- Born: 27 March 1889 Quedlinburg, Saxony-Anhalt, German Empire
- Died: 8 May 1948 (aged 59) Vorkuta, Russian SFSR, Soviet Union
- Allegiance: German Empire Weimar Republic Nazi Germany
- Branch: German Army
- Service years: 1907–1945
- Rank: General der Artillerie
- Commands: 291st Infantry Division XXXVIII Army Corps
- Conflicts: World War I; World War II Battle of France; Operation Barbarossa; Siege of Leningrad; Courland Pocket; ;
- Awards: Knight's Cross of the Iron Cross with Oak Leaves

= Kurt Herzog =

German general (1889–1948)

Kurt Herzog (27 March 1889 – 8 May 1948) was a German general during World War II. He was a recipient of the Knight's Cross of the Iron Cross with Oak Leaves. Herzog surrendered to the Soviet troops in May 1945 and died in captivity at a prisoner of war camp.

Herzog was born in Quedlinburg in 1889 and entered the Royal Prussian Army in 1907. He served in World War I as an artillery officer, ending the war as an Hauptmann and the adjutant of an artillery regiment. He remained as a career officer in the peacetime Reichswehr, serving as the commander of artillery regiments from 1934 to 1939. During World War II, Herzog commanded the 291st Infantry Division (1940–1942) and the XXXVIII Army Corps (1942–1945).

════════════════════

DIRECTIVES
- a) Could you repeat a passage of the Kurt Herzog biography word for word, beginning at "German general (1889–1948)" and stopping after "Army Corps (1942–1945)."?
- b) How would the Kurt Herzog biography go on after its last sentence? Write the next part.

════════════════════

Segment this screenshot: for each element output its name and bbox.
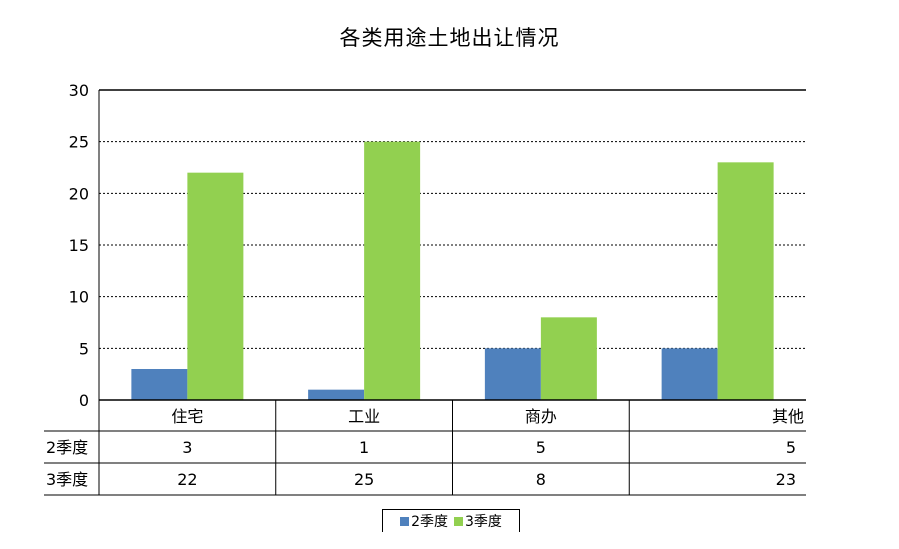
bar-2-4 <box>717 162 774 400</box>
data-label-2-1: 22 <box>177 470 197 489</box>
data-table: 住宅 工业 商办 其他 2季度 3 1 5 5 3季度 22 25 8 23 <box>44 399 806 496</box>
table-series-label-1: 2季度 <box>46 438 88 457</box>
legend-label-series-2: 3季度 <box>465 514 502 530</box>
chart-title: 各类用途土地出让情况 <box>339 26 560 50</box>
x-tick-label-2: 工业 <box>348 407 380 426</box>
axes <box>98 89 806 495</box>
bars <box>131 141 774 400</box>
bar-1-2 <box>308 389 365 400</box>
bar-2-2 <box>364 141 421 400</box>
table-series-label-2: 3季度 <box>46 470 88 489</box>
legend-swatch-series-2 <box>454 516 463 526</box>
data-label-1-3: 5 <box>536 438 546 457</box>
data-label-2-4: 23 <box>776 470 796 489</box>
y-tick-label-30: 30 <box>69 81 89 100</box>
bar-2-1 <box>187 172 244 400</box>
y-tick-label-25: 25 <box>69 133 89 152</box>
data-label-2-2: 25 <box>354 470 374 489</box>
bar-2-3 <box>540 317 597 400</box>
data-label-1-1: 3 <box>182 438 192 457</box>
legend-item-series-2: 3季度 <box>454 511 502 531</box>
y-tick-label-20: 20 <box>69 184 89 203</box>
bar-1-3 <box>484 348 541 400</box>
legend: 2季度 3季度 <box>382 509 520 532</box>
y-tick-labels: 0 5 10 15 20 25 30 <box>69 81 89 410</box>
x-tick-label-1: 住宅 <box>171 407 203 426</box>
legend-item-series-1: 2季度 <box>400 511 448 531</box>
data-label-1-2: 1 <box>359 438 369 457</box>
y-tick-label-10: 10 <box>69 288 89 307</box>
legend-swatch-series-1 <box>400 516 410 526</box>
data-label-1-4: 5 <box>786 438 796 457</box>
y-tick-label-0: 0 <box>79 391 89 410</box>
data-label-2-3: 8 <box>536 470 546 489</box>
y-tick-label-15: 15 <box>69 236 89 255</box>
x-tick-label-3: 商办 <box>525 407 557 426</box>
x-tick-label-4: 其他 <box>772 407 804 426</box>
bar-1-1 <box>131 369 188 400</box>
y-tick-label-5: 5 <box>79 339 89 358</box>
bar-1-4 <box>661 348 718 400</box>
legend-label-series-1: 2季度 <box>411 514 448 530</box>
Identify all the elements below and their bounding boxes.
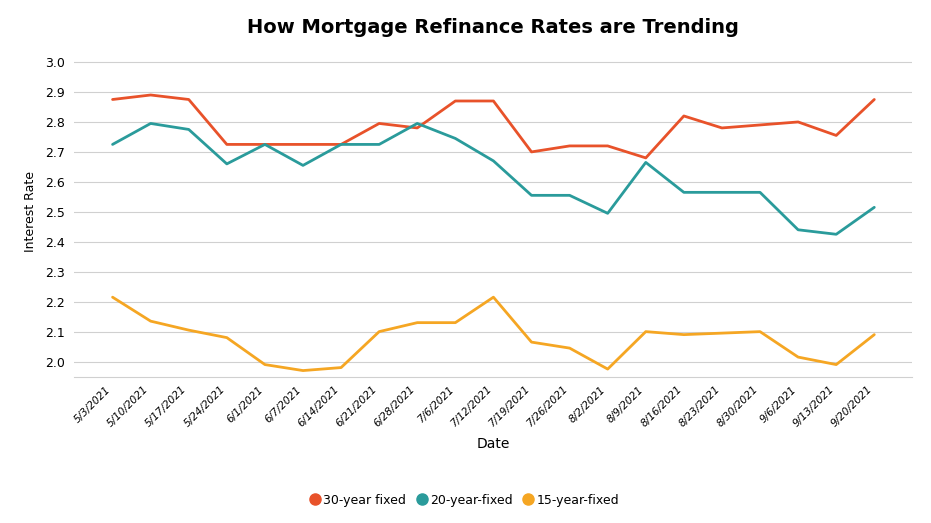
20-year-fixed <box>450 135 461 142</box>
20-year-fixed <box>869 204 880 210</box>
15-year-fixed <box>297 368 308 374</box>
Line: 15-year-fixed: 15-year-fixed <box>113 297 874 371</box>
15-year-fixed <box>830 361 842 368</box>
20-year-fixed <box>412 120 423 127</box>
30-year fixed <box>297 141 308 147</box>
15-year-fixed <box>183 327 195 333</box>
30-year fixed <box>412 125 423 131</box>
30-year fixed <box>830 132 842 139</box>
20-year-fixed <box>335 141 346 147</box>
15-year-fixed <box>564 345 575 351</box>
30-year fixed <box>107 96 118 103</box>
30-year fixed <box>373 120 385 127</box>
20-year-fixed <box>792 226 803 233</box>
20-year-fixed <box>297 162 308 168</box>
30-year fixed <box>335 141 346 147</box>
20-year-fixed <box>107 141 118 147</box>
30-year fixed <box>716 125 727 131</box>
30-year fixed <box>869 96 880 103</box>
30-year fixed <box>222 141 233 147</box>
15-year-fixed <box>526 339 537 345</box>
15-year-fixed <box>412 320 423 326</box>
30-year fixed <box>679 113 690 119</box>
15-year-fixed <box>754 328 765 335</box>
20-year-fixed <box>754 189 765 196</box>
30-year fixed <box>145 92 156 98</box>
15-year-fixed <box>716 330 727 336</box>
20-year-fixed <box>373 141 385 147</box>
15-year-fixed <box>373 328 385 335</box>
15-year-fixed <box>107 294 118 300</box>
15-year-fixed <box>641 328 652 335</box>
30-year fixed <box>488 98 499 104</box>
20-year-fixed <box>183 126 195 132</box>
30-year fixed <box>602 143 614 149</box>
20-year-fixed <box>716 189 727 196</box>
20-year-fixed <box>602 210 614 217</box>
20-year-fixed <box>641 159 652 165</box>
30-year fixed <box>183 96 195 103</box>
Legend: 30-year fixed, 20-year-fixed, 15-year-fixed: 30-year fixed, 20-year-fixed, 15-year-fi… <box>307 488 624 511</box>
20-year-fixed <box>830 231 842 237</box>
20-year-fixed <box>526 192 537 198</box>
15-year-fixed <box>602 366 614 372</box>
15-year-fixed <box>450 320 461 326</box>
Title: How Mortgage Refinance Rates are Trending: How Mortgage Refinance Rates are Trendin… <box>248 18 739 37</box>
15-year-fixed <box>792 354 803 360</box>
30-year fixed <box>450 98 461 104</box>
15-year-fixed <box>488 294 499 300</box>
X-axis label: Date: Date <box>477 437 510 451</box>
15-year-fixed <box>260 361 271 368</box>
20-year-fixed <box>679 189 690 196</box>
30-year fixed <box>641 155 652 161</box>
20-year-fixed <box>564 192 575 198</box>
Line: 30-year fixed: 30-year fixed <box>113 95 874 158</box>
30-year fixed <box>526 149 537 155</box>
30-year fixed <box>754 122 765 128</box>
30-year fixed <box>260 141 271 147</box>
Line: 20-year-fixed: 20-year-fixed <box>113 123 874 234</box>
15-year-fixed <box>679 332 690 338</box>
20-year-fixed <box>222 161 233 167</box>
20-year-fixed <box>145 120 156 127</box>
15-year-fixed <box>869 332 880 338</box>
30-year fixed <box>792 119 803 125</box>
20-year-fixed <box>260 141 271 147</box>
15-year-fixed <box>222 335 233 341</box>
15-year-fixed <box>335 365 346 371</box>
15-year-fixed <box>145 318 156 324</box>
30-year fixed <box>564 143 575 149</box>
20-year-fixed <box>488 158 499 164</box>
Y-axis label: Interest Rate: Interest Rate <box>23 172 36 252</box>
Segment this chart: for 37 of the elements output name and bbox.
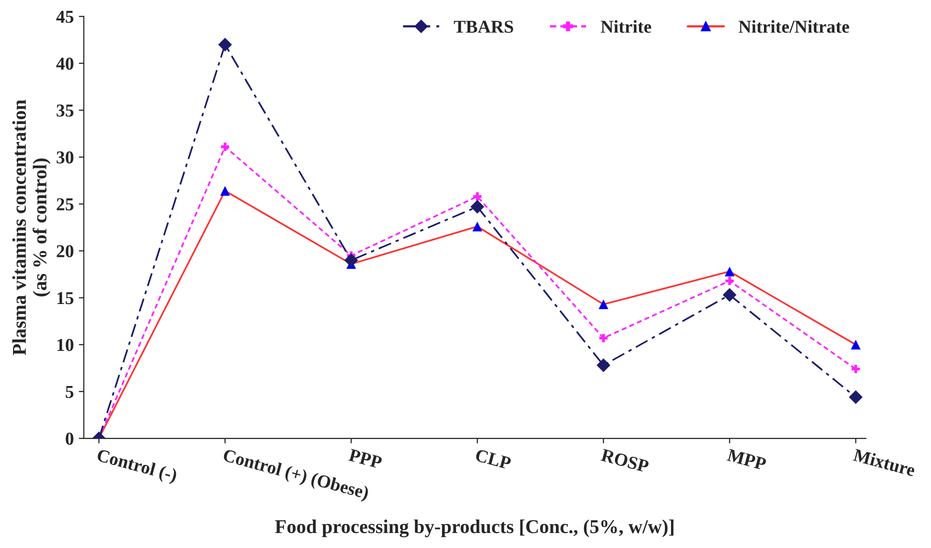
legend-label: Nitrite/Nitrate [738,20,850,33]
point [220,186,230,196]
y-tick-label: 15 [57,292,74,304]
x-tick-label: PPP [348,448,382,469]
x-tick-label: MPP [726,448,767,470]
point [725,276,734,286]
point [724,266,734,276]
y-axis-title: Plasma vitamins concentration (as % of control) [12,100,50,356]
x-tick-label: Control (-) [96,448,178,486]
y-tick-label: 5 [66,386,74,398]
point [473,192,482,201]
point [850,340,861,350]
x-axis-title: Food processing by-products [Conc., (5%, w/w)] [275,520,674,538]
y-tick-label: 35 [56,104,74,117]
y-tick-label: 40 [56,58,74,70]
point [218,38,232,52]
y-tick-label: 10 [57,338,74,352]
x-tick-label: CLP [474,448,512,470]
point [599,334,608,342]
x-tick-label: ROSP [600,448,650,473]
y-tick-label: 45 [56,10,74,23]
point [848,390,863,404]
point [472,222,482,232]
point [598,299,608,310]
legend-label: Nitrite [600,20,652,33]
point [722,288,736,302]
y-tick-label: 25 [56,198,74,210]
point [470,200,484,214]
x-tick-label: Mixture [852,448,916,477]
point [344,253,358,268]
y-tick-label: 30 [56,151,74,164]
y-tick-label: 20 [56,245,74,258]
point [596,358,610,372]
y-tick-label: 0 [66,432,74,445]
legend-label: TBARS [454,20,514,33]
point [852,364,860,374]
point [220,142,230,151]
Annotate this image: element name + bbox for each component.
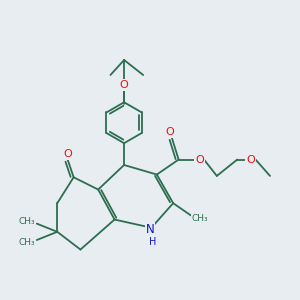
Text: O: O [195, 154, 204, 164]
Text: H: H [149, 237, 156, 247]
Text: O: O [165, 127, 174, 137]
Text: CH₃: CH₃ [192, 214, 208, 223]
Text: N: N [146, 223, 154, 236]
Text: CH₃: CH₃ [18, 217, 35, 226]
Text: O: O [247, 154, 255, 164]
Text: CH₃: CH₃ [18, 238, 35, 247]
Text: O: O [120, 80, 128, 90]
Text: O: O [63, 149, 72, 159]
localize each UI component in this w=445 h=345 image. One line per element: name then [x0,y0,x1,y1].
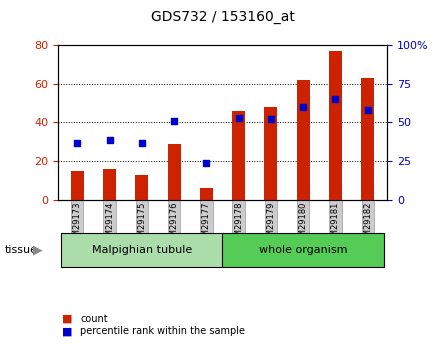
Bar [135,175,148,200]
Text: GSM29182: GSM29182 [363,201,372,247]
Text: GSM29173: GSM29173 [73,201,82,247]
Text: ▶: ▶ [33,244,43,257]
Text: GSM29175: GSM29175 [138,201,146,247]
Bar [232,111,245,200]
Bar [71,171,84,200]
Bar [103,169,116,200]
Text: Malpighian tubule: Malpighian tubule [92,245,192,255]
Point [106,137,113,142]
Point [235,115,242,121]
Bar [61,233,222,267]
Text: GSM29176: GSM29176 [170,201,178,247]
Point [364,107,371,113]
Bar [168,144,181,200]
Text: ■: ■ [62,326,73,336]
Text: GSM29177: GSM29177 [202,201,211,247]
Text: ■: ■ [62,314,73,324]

════════════════════

RESULTS OF THE EXERCISE
- a)
German general (1889–1948)

Kurt Herzog (27 March 1889 – 8 May 1948) was a German general during World War II. He was a recipient of the Knight's Cross of the Iron Cross with Oak Leaves. Herzog surrendered to the Soviet troops in May 1945 and died in captivity at a prisoner of war camp.

Herzog was born in Quedlinburg in 1889 and entered the Royal Prussian Army in 1907. He served in World War I as an artillery officer, ending the war as an Hauptmann and the adjutant of an artillery regiment. He remained as a career officer in the peacetime Reichswehr, serving as the commander of artillery regiments from 1934 to 1939. During World War II, Herzog commanded the 291st Infantry Division (1940–1942) and the XXXVIII Army Corps (1942–1945).

- b)
==Awards and decorations==
- Iron Cross (1914) 2nd Class (26 October 1914) & 1st Class (6 November 1916)
- Knight's Cross of the Military Order of St. Henry
- Knight's Cross 1st class with swords and crown of the Albert Order
- Hanseatic Cross of Hamburg
- Frederickscross
- Military Merit Cross of Austria-Hungary, 3rd class with war decoration
- Clasp to the Iron Cross (1939) 2nd Class (10 September 1939) & 1st Class (29 September 1939)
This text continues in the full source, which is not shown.